• _THE PROBLEM_
Reproduce the data below line for line, with no changes.

• _SUPPLIED DATA_
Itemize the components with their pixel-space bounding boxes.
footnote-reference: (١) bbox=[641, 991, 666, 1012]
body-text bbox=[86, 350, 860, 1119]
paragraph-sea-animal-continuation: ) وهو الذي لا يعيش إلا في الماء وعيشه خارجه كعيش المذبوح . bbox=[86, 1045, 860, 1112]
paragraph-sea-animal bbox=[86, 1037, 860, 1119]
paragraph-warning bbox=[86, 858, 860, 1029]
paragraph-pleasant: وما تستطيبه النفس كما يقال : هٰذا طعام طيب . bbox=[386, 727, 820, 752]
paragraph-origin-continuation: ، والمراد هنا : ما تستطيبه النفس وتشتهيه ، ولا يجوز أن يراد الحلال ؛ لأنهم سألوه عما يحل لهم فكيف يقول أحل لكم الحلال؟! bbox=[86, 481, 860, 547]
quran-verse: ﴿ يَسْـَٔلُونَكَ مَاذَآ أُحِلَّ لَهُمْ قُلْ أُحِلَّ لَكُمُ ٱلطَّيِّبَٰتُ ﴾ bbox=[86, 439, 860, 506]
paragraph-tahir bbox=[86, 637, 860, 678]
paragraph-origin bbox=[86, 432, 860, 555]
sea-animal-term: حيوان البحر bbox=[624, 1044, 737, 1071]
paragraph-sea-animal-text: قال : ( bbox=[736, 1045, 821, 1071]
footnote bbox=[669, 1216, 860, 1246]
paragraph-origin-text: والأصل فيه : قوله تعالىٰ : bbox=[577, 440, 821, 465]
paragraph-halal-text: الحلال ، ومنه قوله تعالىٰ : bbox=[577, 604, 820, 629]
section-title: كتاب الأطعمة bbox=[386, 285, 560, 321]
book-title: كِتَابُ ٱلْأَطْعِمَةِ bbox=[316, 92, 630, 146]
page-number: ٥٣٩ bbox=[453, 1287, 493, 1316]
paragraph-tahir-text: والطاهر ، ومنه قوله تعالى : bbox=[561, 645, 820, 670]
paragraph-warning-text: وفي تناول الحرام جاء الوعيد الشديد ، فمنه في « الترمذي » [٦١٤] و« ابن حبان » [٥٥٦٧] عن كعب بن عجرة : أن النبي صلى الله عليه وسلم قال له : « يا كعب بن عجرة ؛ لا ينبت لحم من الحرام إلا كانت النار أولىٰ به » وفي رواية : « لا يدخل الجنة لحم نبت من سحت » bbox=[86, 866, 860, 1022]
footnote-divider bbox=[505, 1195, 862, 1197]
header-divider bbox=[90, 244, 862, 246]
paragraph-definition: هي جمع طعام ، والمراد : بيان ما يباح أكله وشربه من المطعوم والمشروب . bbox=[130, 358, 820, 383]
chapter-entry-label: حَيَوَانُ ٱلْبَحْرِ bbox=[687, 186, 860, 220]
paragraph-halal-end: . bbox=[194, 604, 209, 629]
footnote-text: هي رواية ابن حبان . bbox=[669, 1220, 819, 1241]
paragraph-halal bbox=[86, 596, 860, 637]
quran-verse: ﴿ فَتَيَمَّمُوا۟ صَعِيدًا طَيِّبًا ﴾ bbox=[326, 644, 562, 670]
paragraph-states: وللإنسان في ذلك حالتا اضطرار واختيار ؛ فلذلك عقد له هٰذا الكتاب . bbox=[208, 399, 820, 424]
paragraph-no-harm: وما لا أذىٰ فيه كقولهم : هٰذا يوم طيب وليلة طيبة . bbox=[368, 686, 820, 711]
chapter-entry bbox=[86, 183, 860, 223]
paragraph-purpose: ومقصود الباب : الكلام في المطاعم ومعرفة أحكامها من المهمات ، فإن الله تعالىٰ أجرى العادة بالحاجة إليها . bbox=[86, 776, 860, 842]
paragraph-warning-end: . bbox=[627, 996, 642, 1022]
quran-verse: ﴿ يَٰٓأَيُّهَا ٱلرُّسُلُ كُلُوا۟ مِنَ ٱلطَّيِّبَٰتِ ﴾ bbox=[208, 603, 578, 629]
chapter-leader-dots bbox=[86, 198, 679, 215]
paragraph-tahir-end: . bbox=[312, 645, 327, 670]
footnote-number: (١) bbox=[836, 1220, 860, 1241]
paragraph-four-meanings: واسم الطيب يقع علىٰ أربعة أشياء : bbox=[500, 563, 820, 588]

• _SOLVED EXERCISE_
Itemize the components with their pixel-space bounding boxes.
footnote-reference: (١) bbox=[641, 991, 666, 1012]
body-text bbox=[86, 350, 860, 1119]
paragraph-sea-animal-continuation: ) وهو الذي لا يعيش إلا في الماء وعيشه خارجه كعيش المذبوح . bbox=[86, 1045, 860, 1112]
paragraph-sea-animal bbox=[86, 1037, 860, 1119]
paragraph-warning bbox=[86, 858, 860, 1029]
paragraph-pleasant: وما تستطيبه النفس كما يقال : هٰذا طعام طيب . bbox=[386, 727, 820, 752]
paragraph-origin-continuation: ، والمراد هنا : ما تستطيبه النفس وتشتهيه ، ولا يجوز أن يراد الحلال ؛ لأنهم سألوه عما يحل لهم فكيف يقول أحل لكم الحلال؟! bbox=[86, 481, 860, 547]
quran-verse: ﴿ يَسْـَٔلُونَكَ مَاذَآ أُحِلَّ لَهُمْ قُلْ أُحِلَّ لَكُمُ ٱلطَّيِّبَٰتُ ﴾ bbox=[86, 439, 860, 506]
paragraph-tahir bbox=[86, 637, 860, 678]
paragraph-origin bbox=[86, 432, 860, 555]
sea-animal-term: حيوان البحر bbox=[624, 1044, 737, 1071]
paragraph-sea-animal-text: قال : ( bbox=[736, 1045, 821, 1071]
footnote bbox=[669, 1216, 860, 1246]
paragraph-origin-text: والأصل فيه : قوله تعالىٰ : bbox=[577, 440, 821, 465]
paragraph-halal-text: الحلال ، ومنه قوله تعالىٰ : bbox=[577, 604, 820, 629]
section-title: كتاب الأطعمة bbox=[386, 285, 560, 321]
book-title: كِتَابُ ٱلْأَطْعِمَةِ bbox=[316, 92, 630, 146]
page-number: ٥٣٩ bbox=[453, 1287, 493, 1316]
paragraph-tahir-text: والطاهر ، ومنه قوله تعالى : bbox=[561, 645, 820, 670]
paragraph-warning-text: وفي تناول الحرام جاء الوعيد الشديد ، فمنه في « الترمذي » [٦١٤] و« ابن حبان » [٥٥٦٧] عن كعب بن عجرة : أن النبي صلى الله عليه وسلم قال له : « يا كعب بن عجرة ؛ لا ينبت لحم من الحرام إلا كانت النار أولىٰ به » وفي رواية : « لا يدخل الجنة لحم نبت من سحت » bbox=[86, 866, 860, 1022]
footnote-divider bbox=[505, 1195, 862, 1197]
header-divider bbox=[90, 244, 862, 246]
paragraph-definition: هي جمع طعام ، والمراد : بيان ما يباح أكله وشربه من المطعوم والمشروب . bbox=[130, 358, 820, 383]
chapter-entry-label: حَيَوَانُ ٱلْبَحْرِ bbox=[687, 186, 860, 220]
paragraph-halal-end: . bbox=[194, 604, 209, 629]
footnote-text: هي رواية ابن حبان . bbox=[669, 1220, 819, 1241]
paragraph-halal bbox=[86, 596, 860, 637]
quran-verse: ﴿ فَتَيَمَّمُوا۟ صَعِيدًا طَيِّبًا ﴾ bbox=[326, 644, 562, 670]
paragraph-states: وللإنسان في ذلك حالتا اضطرار واختيار ؛ فلذلك عقد له هٰذا الكتاب . bbox=[208, 399, 820, 424]
paragraph-no-harm: وما لا أذىٰ فيه كقولهم : هٰذا يوم طيب وليلة طيبة . bbox=[368, 686, 820, 711]
chapter-entry bbox=[86, 183, 860, 223]
paragraph-purpose: ومقصود الباب : الكلام في المطاعم ومعرفة أحكامها من المهمات ، فإن الله تعالىٰ أجرى العادة بالحاجة إليها . bbox=[86, 776, 860, 842]
paragraph-warning-end: . bbox=[627, 996, 642, 1022]
quran-verse: ﴿ يَٰٓأَيُّهَا ٱلرُّسُلُ كُلُوا۟ مِنَ ٱلطَّيِّبَٰتِ ﴾ bbox=[208, 603, 578, 629]
chapter-leader-dots bbox=[86, 198, 679, 215]
paragraph-tahir-end: . bbox=[312, 645, 327, 670]
footnote-number: (١) bbox=[836, 1220, 860, 1241]
paragraph-four-meanings: واسم الطيب يقع علىٰ أربعة أشياء : bbox=[500, 563, 820, 588]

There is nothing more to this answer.